* **DOCUMENT SECTION**:
In all three options, the overwhelming priority for local elites is to strengthen/preserve their role in the respective territory, rather than the intention to gain power at the national level. Influence in a region or community is seen as an opportunity to control the distribution of local resources, local markets for goods and services, creating an enabling environment for local business, and the like. At the same time, the possibility of local elites’ influence at the national level is also seen as an objective that can provide access to additional resources from the “center” on a mutually beneficial exchange, resources in exchange for support.
Amidst the preparation of the aforementioned entities for local elections, we observe a gradual increase in tension between the state authorities at the national level and local governments, and in some cases, we can assert the existence of systemic conflicts in the political and economic spheres.
At the same time, there are pro-Russian political actors in Ukraine, promoting the so-called “federalization”, supposedly strengthening the role of regions (not society!) And will be the key to economic stability.
This situation significantly increases Ukraine’s vulnerability to external influences.

* **SUPPLIED INFORMATION**:
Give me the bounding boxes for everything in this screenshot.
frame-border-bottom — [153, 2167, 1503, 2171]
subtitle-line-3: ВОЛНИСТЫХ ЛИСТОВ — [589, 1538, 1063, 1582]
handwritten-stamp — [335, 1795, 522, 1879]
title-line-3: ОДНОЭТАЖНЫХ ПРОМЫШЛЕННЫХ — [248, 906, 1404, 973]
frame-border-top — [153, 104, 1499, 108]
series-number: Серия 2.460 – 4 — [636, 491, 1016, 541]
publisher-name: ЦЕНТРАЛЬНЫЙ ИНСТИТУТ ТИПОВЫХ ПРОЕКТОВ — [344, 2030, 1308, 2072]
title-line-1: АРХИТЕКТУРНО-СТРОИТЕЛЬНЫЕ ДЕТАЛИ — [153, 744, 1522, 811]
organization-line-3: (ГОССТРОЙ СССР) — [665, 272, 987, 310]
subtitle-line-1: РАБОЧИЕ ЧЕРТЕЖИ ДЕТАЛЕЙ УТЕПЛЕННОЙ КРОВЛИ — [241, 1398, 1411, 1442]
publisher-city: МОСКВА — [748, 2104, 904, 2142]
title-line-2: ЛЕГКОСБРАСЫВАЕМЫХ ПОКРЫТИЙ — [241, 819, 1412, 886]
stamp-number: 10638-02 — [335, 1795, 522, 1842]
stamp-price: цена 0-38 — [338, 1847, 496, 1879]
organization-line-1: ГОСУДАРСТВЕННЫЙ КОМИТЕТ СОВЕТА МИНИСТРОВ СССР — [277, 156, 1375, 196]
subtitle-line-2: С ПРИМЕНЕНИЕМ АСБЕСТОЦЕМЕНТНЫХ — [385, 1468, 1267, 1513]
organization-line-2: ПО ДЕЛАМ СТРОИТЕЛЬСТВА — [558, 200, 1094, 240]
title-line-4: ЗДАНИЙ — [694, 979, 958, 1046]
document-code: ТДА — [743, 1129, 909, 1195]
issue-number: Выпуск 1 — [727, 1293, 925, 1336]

* **TASKS TO PERFORM**:
(1) Rewrite the passage on Ukraine's local elites from "Amidst the preparation" to "to external influences.", swapping "tension" for "friction".
(2) Extend the passage on Ukraine's local elites, picking up right after its last sentence.
The material is separate from the passage on Ukraine's local elites.

* **ANSWERS FOR THE EXERCISE**:
(1)
Amidst the preparation of the aforementioned entities for local elections, we observe a gradual increase in friction between the state authorities at the national level and local governments, and in some cases, we can assert the existence of systemic conflicts in the political and economic spheres.
At the same time, there are pro-Russian political actors in Ukraine, promoting the so-called “federalization”, supposedly strengthening the role of regions (not society!) And will be the key to economic stability.
This situation significantly increases Ukraine’s vulnerability to external influences.

(2)
The Russian Federation has promoted for a long time the idea of some form of “federalization” of Ukraine. In fact, the Russian Federation’s objective in this direction is to disintegrate Ukraine into separate parts and weaken ties between them, while weakening the “centre” and setting restrictions on its foreign policy and domestic policy of national unity. The next stage could be either the gradual integration of individual regions into the Russian Federation or the creation of an integration union with it in one form or another.
Therefore, the Russian Federation can use political actors in Ukraine and local elites to achieve its objective.
In order to prevent external influence and reduce vulnerability, it is advisable to take a number of measures and implement relevant tasks.
First, there is a need for a clear and understandable decentralization strategy with strengthening of the role of local governments in solving local issues at the community level rather than at the regional level, while at the same time creating effective legal protections that make it impossible for local governments to assign the powers of state authorities.
Secondly, it is worthwhile, not for the form, to involve community representatives in the preparation of policy decisions in areas where their implementation significantly affects the interests of communities and the welfare of their residents.
Thirdly, to introduce an equitable distribution of financial resources between the State and communities, especially in cases of delegation of authorities.
Fourthly, to ensure effective communication of the central executive bodies not only with the representatives of local governments, but also with all citizens regarding the goals, principles and approaches of decentralization, determination of the competence of local governments, ways of solving local problems.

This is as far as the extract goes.